(Figure content listings)
▼

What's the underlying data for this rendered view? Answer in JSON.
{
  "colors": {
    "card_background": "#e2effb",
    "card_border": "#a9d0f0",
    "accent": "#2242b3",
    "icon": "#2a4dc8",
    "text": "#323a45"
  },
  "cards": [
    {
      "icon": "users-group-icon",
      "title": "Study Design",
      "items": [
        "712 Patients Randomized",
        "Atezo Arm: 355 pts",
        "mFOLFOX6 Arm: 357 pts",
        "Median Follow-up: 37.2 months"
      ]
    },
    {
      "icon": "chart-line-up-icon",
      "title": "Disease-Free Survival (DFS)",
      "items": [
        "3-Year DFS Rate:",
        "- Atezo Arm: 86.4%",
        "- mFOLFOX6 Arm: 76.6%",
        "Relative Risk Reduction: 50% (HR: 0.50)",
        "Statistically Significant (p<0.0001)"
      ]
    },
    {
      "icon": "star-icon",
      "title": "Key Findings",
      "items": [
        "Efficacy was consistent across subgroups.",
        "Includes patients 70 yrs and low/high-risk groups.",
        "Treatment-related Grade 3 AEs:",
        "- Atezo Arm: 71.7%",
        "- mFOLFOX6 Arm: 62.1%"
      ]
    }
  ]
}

▲

§ **What to produce**: Once more, write out the records in full, exactly as they appear.

§ **Response area**:
What's the underlying data for this rendered view? Answer in JSON.
{
  "colors": {
    "card_background": "#e2effb",
    "card_border": "#a9d0f0",
    "accent": "#2242b3",
    "icon": "#2a4dc8",
    "text": "#323a45"
  },
  "cards": [
    {
      "icon": "users-group-icon",
      "title": "Study Design",
      "items": [
        "712 Patients Randomized",
        "Atezo Arm: 355 pts",
        "mFOLFOX6 Arm: 357 pts",
        "Median Follow-up: 37.2 months"
      ]
    },
    {
      "icon": "chart-line-up-icon",
      "title": "Disease-Free Survival (DFS)",
      "items": [
        "3-Year DFS Rate:",
        "- Atezo Arm: 86.4%",
        "- mFOLFOX6 Arm: 76.6%",
        "Relative Risk Reduction: 50% (HR: 0.50)",
        "Statistically Significant (p<0.0001)"
      ]
    },
    {
      "icon": "star-icon",
      "title": "Key Findings",
      "items": [
        "Efficacy was consistent across subgroups.",
        "Includes patients 70 yrs and low/high-risk groups.",
        "Treatment-related Grade 3 AEs:",
        "- Atezo Arm: 71.7%",
        "- mFOLFOX6 Arm: 62.1%"
      ]
    }
  ]
}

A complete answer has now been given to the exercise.